REQUIRED TASK:
Give the material once more, word for word, without any images.

---------- DATA PROVIDED ----------

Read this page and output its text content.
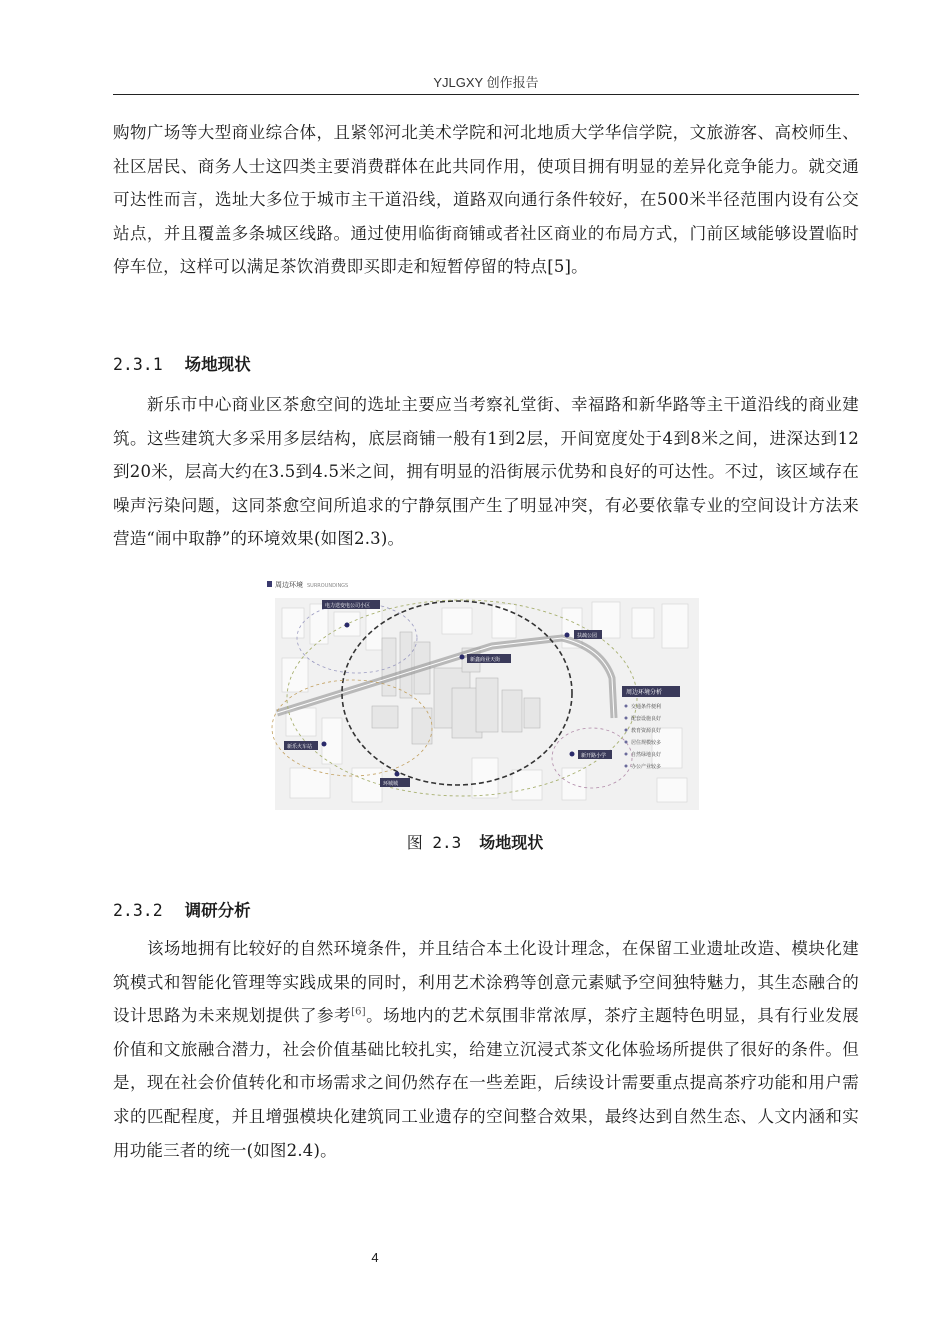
YJLGXY 创作报告

购物广场等大型商业综合体，且紧邻河北美术学院和河北地质大学华信学院，文旅游客、高校师生、社区居民、商务人士这四类主要消费群体在此共同作用，使项目拥有明显的差异化竞争能力。就交通可达性而言，选址大多位于城市主干道沿线，道路双向通行条件较好，在500米半径范围内设有公交站点，并且覆盖多条城区线路。通过使用临街商铺或者社区商业的布局方式，门前区域能够设置临时停车位，这样可以满足茶饮消费即买即走和短暂停留的特点[5]。

2.3.1 场地现状

新乐市中心商业区茶愈空间的选址主要应当考察礼堂街、幸福路和新华路等主干道沿线的商业建筑。这些建筑大多采用多层结构，底层商铺一般有1到2层，开间宽度处于4到8米之间，进深达到12到20米，层高大约在3.5到4.5米之间，拥有明显的沿街展示优势和良好的可达性。不过，该区域存在噪声污染问题，这同茶愈空间所追求的宁静氛围产生了明显冲突，有必要依靠专业的空间设计方法来营造“闹中取静”的环境效果(如图2.3)。

周边环境 SURROUNDINGS
电力送变电公司小区
新鑫商业天街
扶疏公园
新乐火车站
新开路小学
环城城
周边环境分析
交通条件便利
配套设施良好
教育资源良好
居住规模较多
自然绿地良好
办公产业较多
图 2.3 场地现状
2.3.2 调研分析

该场地拥有比较好的自然环境条件，并且结合本土化设计理念，在保留工业遗址改造、模块化建筑模式和智能化管理等实践成果的同时，利用艺术涂鸦等创意元素赋予空间独特魅力，其生态融合的设计思路为未来规划提供了参考[6]。场地内的艺术氛围非常浓厚，茶疗主题特色明显，具有行业发展价值和文旅融合潜力，社会价值基础比较扎实，给建立沉浸式茶文化体验场所提供了很好的条件。但是，现在社会价值转化和市场需求之间仍然存在一些差距，后续设计需要重点提高茶疗功能和用户需求的匹配程度，并且增强模块化建筑同工业遗存的空间整合效果，最终达到自然生态、人文内涵和实用功能三者的统一(如图2.4)。

4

----------

EXERCISE SOLUTION:
Read this page and output its text content.
YJLGXY 创作报告

购物广场等大型商业综合体，且紧邻河北美术学院和河北地质大学华信学院，文旅游客、高校师生、社区居民、商务人士这四类主要消费群体在此共同作用，使项目拥有明显的差异化竞争能力。就交通可达性而言，选址大多位于城市主干道沿线，道路双向通行条件较好，在500米半径范围内设有公交站点，并且覆盖多条城区线路。通过使用临街商铺或者社区商业的布局方式，门前区域能够设置临时停车位，这样可以满足茶饮消费即买即走和短暂停留的特点[5]。

2.3.1 场地现状

新乐市中心商业区茶愈空间的选址主要应当考察礼堂街、幸福路和新华路等主干道沿线的商业建筑。这些建筑大多采用多层结构，底层商铺一般有1到2层，开间宽度处于4到8米之间，进深达到12到20米，层高大约在3.5到4.5米之间，拥有明显的沿街展示优势和良好的可达性。不过，该区域存在噪声污染问题，这同茶愈空间所追求的宁静氛围产生了明显冲突，有必要依靠专业的空间设计方法来营造“闹中取静”的环境效果(如图2.3)。

周边环境 SURROUNDINGS
电力送变电公司小区
新鑫商业天街
扶疏公园
新乐火车站
新开路小学
环城城
周边环境分析
交通条件便利
配套设施良好
教育资源良好
居住规模较多
自然绿地良好
办公产业较多
图 2.3 场地现状
2.3.2 调研分析

该场地拥有比较好的自然环境条件，并且结合本土化设计理念，在保留工业遗址改造、模块化建筑模式和智能化管理等实践成果的同时，利用艺术涂鸦等创意元素赋予空间独特魅力，其生态融合的设计思路为未来规划提供了参考[6]。场地内的艺术氛围非常浓厚，茶疗主题特色明显，具有行业发展价值和文旅融合潜力，社会价值基础比较扎实，给建立沉浸式茶文化体验场所提供了很好的条件。但是，现在社会价值转化和市场需求之间仍然存在一些差距，后续设计需要重点提高茶疗功能和用户需求的匹配程度，并且增强模块化建筑同工业遗存的空间整合效果，最终达到自然生态、人文内涵和实用功能三者的统一(如图2.4)。

4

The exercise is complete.